> **Short problem**: Lines holding the string "event" are the ones to copy from this listing.

> **Listing**:
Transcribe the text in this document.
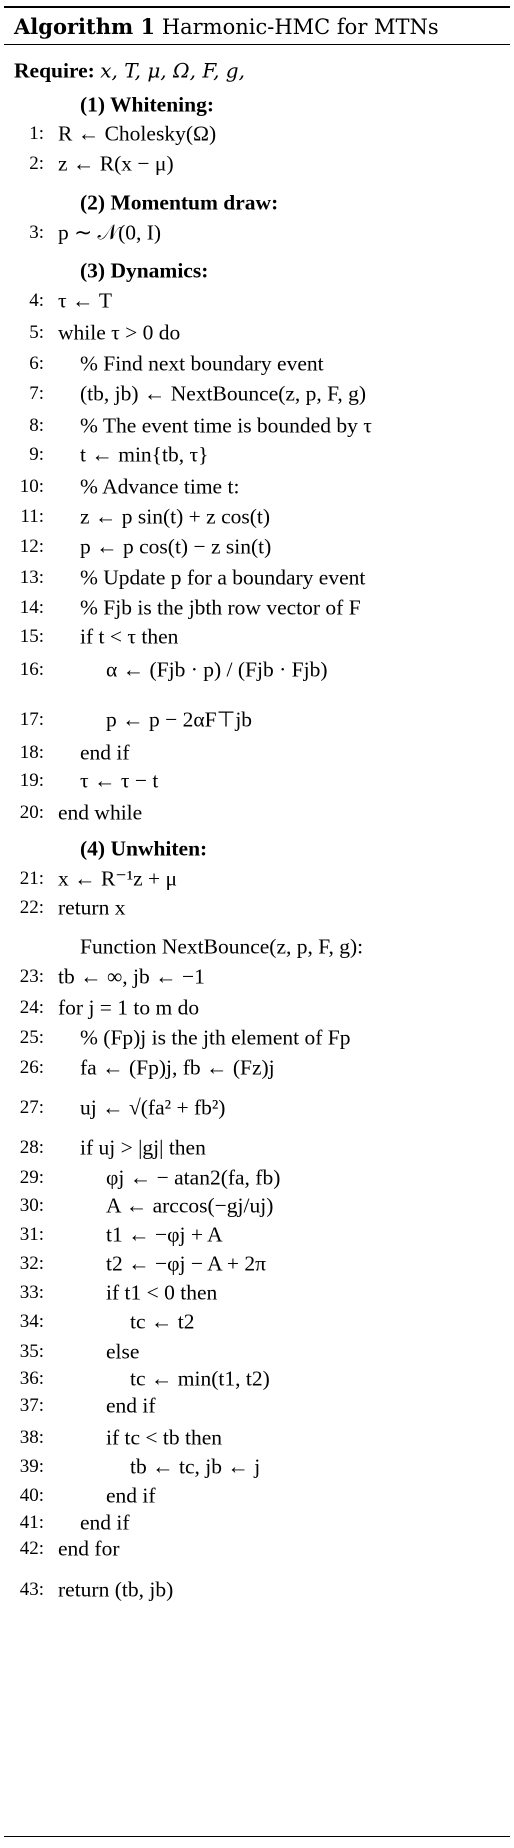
Algorithm 1 Harmonic-HMC for MTNs
Require: x, T, μ, Ω, F, g,
(1) Whitening:
1: R ← Cholesky(Ω)
2: z ← R(x − μ)
(2) Momentum draw:
3: p ∼ 𝒩(0, I)
(3) Dynamics:
4: τ ← T
5: while τ > 0 do
6: % Find next boundary event
7: (tb, jb) ← NextBounce(z, p, F, g)
8: % The event time is bounded by τ
9: t ← min{tb, τ}
10: % Advance time t:
11: z ← p sin(t) + z cos(t)
12: p ← p cos(t) − z sin(t)
13: % Update p for a boundary event
14: % Fjb is the jbth row vector of F
15: if t < τ then
16:	α ← (Fjb · p) / (Fjb · Fjb)
17:	p ← p − 2αF⊤jb
18: end if
19: τ ← τ − t
20: end while
(4) Unwhiten:
21: x ← R⁻¹z + μ
22: return x
Function NextBounce(z, p, F, g):
23: tb ← ∞, jb ← −1
24: for j = 1 to m do
25: % (Fp)j is the jth element of Fp
26: fa ← (Fp)j, fb ← (Fz)j
27: uj ← √(fa² + fb²)
28: if uj > |gj| then
29:	φj ← − atan2(fa, fb)
30:	A ← arccos(−gj/uj)
31:	t1 ← −φj + A
32:	t2 ← −φj − A + 2π
33:	if t1 < 0 then
34:	tc ← t2
35:	else
36:	tc ← min(t1, t2)
37:	end if
38:	if tc < tb then
39:	tb ← tc, jb ← j
40:	end if
41: end if
42: end for
43: return (tb, jb)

> **Answer**:
6: % Find next boundary event
8: % The event time is bounded by τ
13: % Update p for a boundary event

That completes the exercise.